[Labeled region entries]
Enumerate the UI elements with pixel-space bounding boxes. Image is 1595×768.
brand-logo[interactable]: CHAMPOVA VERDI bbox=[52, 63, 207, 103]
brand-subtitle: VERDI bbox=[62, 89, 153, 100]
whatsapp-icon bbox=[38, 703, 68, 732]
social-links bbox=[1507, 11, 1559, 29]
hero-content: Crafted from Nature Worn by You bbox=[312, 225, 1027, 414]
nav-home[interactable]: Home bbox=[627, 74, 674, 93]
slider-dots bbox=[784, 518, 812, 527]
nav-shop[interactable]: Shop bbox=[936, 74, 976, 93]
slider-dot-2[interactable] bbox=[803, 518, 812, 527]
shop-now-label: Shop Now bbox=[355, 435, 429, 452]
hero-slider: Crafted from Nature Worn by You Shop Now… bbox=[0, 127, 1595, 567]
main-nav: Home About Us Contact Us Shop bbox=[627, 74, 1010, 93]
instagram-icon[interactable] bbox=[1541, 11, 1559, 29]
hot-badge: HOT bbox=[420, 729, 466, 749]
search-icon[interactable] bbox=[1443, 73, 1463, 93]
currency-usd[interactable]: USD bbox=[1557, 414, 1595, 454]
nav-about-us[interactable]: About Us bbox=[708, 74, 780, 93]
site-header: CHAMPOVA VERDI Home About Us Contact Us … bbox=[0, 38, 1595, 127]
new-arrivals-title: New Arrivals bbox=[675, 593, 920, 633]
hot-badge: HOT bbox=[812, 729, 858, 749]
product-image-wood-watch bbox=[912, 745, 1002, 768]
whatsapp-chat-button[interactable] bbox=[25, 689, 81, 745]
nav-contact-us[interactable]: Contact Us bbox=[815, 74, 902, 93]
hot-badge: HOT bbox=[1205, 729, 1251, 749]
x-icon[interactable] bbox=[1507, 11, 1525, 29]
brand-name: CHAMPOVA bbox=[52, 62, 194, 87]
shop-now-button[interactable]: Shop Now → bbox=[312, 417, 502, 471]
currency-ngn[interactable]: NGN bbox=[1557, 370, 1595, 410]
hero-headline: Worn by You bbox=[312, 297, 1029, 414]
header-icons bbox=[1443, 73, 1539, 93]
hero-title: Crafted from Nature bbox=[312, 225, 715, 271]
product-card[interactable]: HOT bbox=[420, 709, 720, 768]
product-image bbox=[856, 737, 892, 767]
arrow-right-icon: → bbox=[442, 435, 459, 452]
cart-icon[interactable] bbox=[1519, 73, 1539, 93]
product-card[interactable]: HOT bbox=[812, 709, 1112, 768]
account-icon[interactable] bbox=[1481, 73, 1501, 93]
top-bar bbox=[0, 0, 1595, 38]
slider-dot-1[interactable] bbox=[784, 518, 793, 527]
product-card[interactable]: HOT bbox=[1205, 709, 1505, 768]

#### Aim of the exercise
Arrange the records above as a numbered list, leaving out any blank lines, from the first line through the line containing "hero-slider: Crafted from", with that line included.

#### Answer to the task
1. Enumerate the UI elements with pixel-space bounding boxes. Image is 1595×768.
2. brand-logo[interactable]: CHAMPOVA VERDI bbox=[52, 63, 207, 103]
3. brand-subtitle: VERDI bbox=[62, 89, 153, 100]
4. whatsapp-icon bbox=[38, 703, 68, 732]
5. social-links bbox=[1507, 11, 1559, 29]
6. hero-content: Crafted from Nature Worn by You bbox=[312, 225, 1027, 414]
7. nav-home[interactable]: Home bbox=[627, 74, 674, 93]
8. slider-dots bbox=[784, 518, 812, 527]
9. nav-shop[interactable]: Shop bbox=[936, 74, 976, 93]
10. slider-dot-2[interactable] bbox=[803, 518, 812, 527]
11. shop-now-label: Shop Now bbox=[355, 435, 429, 452]
12. hero-slider: Crafted from Nature Worn by You Shop Now… bbox=[0, 127, 1595, 567]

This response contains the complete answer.